Items listed in a dataset
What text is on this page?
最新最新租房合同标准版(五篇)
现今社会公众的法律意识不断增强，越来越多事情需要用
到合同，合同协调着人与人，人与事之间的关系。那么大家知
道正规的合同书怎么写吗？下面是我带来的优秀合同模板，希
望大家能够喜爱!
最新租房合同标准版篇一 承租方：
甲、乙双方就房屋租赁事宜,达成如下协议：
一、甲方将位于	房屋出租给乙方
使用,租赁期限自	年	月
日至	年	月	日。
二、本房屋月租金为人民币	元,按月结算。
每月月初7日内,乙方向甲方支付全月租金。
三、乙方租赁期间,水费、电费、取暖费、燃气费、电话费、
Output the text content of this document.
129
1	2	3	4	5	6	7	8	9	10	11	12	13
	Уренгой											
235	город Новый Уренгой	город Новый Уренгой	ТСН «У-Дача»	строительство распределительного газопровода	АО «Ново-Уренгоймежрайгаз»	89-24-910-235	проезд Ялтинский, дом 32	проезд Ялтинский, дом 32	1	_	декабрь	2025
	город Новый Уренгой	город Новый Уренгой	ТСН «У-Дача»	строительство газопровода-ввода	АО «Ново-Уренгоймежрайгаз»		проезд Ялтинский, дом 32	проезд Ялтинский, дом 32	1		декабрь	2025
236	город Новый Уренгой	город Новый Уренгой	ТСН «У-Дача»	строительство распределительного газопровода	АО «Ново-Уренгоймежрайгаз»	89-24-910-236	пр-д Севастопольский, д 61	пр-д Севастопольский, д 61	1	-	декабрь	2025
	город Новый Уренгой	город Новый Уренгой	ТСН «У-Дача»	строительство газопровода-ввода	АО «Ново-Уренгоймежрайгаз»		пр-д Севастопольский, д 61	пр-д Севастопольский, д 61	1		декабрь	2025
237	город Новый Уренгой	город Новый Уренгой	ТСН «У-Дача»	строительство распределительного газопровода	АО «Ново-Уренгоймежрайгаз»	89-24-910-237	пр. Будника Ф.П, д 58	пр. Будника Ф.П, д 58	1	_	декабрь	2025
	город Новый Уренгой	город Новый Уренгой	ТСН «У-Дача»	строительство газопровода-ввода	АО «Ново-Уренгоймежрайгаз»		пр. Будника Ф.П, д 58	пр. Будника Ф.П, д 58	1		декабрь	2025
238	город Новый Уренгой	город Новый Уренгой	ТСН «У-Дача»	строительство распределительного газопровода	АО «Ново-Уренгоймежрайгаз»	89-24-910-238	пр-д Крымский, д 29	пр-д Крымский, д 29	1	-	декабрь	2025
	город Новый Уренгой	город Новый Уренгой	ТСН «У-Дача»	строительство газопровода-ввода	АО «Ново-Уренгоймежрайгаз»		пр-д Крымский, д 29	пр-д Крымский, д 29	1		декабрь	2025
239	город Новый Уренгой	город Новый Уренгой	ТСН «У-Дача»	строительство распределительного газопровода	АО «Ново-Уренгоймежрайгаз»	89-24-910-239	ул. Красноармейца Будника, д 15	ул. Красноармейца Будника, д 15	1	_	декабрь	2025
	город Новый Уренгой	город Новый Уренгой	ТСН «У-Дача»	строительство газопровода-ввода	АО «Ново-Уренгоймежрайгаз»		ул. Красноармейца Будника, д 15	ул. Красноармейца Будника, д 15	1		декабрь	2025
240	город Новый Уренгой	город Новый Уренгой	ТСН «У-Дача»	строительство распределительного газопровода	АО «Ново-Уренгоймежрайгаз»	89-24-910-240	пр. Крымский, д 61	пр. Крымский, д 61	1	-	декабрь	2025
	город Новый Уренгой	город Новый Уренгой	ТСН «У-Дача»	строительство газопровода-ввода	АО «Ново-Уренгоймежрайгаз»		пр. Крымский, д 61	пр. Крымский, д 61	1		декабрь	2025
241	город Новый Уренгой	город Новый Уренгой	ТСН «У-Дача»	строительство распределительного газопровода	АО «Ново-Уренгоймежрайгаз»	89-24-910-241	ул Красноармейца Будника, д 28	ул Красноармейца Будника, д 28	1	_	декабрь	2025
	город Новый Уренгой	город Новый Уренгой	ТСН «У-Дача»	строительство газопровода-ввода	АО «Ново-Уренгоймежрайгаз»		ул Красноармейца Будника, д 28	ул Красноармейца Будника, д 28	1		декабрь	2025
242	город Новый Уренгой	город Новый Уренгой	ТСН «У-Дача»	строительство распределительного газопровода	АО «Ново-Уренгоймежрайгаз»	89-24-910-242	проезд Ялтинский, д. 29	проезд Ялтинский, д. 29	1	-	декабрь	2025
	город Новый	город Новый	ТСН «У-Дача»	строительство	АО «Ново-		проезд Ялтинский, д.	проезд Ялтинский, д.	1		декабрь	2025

## Task
Copy out every entry again, exactly as it was given.

## Exercise response
What text is on this page?
最新最新租房合同标准版(五篇)
现今社会公众的法律意识不断增强，越来越多事情需要用
到合同，合同协调着人与人，人与事之间的关系。那么大家知
道正规的合同书怎么写吗？下面是我带来的优秀合同模板，希
望大家能够喜爱!
最新租房合同标准版篇一 承租方：
甲、乙双方就房屋租赁事宜,达成如下协议：
一、甲方将位于	房屋出租给乙方
使用,租赁期限自	年	月
日至	年	月	日。
二、本房屋月租金为人民币	元,按月结算。
每月月初7日内,乙方向甲方支付全月租金。
三、乙方租赁期间,水费、电费、取暖费、燃气费、电话费、
Output the text content of this document.
129
1	2	3	4	5	6	7	8	9	10	11	12	13
	Уренгой											
235	город Новый Уренгой	город Новый Уренгой	ТСН «У-Дача»	строительство распределительного газопровода	АО «Ново-Уренгоймежрайгаз»	89-24-910-235	проезд Ялтинский, дом 32	проезд Ялтинский, дом 32	1	_	декабрь	2025
	город Новый Уренгой	город Новый Уренгой	ТСН «У-Дача»	строительство газопровода-ввода	АО «Ново-Уренгоймежрайгаз»		проезд Ялтинский, дом 32	проезд Ялтинский, дом 32	1		декабрь	2025
236	город Новый Уренгой	город Новый Уренгой	ТСН «У-Дача»	строительство распределительного газопровода	АО «Ново-Уренгоймежрайгаз»	89-24-910-236	пр-д Севастопольский, д 61	пр-д Севастопольский, д 61	1	-	декабрь	2025
	город Новый Уренгой	город Новый Уренгой	ТСН «У-Дача»	строительство газопровода-ввода	АО «Ново-Уренгоймежрайгаз»		пр-д Севастопольский, д 61	пр-д Севастопольский, д 61	1		декабрь	2025
237	город Новый Уренгой	город Новый Уренгой	ТСН «У-Дача»	строительство распределительного газопровода	АО «Ново-Уренгоймежрайгаз»	89-24-910-237	пр. Будника Ф.П, д 58	пр. Будника Ф.П, д 58	1	_	декабрь	2025
	город Новый Уренгой	город Новый Уренгой	ТСН «У-Дача»	строительство газопровода-ввода	АО «Ново-Уренгоймежрайгаз»		пр. Будника Ф.П, д 58	пр. Будника Ф.П, д 58	1		декабрь	2025
238	город Новый Уренгой	город Новый Уренгой	ТСН «У-Дача»	строительство распределительного газопровода	АО «Ново-Уренгоймежрайгаз»	89-24-910-238	пр-д Крымский, д 29	пр-д Крымский, д 29	1	-	декабрь	2025
	город Новый Уренгой	город Новый Уренгой	ТСН «У-Дача»	строительство газопровода-ввода	АО «Ново-Уренгоймежрайгаз»		пр-д Крымский, д 29	пр-д Крымский, д 29	1		декабрь	2025
239	город Новый Уренгой	город Новый Уренгой	ТСН «У-Дача»	строительство распределительного газопровода	АО «Ново-Уренгоймежрайгаз»	89-24-910-239	ул. Красноармейца Будника, д 15	ул. Красноармейца Будника, д 15	1	_	декабрь	2025
	город Новый Уренгой	город Новый Уренгой	ТСН «У-Дача»	строительство газопровода-ввода	АО «Ново-Уренгоймежрайгаз»		ул. Красноармейца Будника, д 15	ул. Красноармейца Будника, д 15	1		декабрь	2025
240	город Новый Уренгой	город Новый Уренгой	ТСН «У-Дача»	строительство распределительного газопровода	АО «Ново-Уренгоймежрайгаз»	89-24-910-240	пр. Крымский, д 61	пр. Крымский, д 61	1	-	декабрь	2025
	город Новый Уренгой	город Новый Уренгой	ТСН «У-Дача»	строительство газопровода-ввода	АО «Ново-Уренгоймежрайгаз»		пр. Крымский, д 61	пр. Крымский, д 61	1		декабрь	2025
241	город Новый Уренгой	город Новый Уренгой	ТСН «У-Дача»	строительство распределительного газопровода	АО «Ново-Уренгоймежрайгаз»	89-24-910-241	ул Красноармейца Будника, д 28	ул Красноармейца Будника, д 28	1	_	декабрь	2025
	город Новый Уренгой	город Новый Уренгой	ТСН «У-Дача»	строительство газопровода-ввода	АО «Ново-Уренгоймежрайгаз»		ул Красноармейца Будника, д 28	ул Красноармейца Будника, д 28	1		декабрь	2025
242	город Новый Уренгой	город Новый Уренгой	ТСН «У-Дача»	строительство распределительного газопровода	АО «Ново-Уренгоймежрайгаз»	89-24-910-242	проезд Ялтинский, д. 29	проезд Ялтинский, д. 29	1	-	декабрь	2025
	город Новый	город Новый	ТСН «У-Дача»	строительство	АО «Ново-		проезд Ялтинский, д.	проезд Ялтинский, д.	1		декабрь	2025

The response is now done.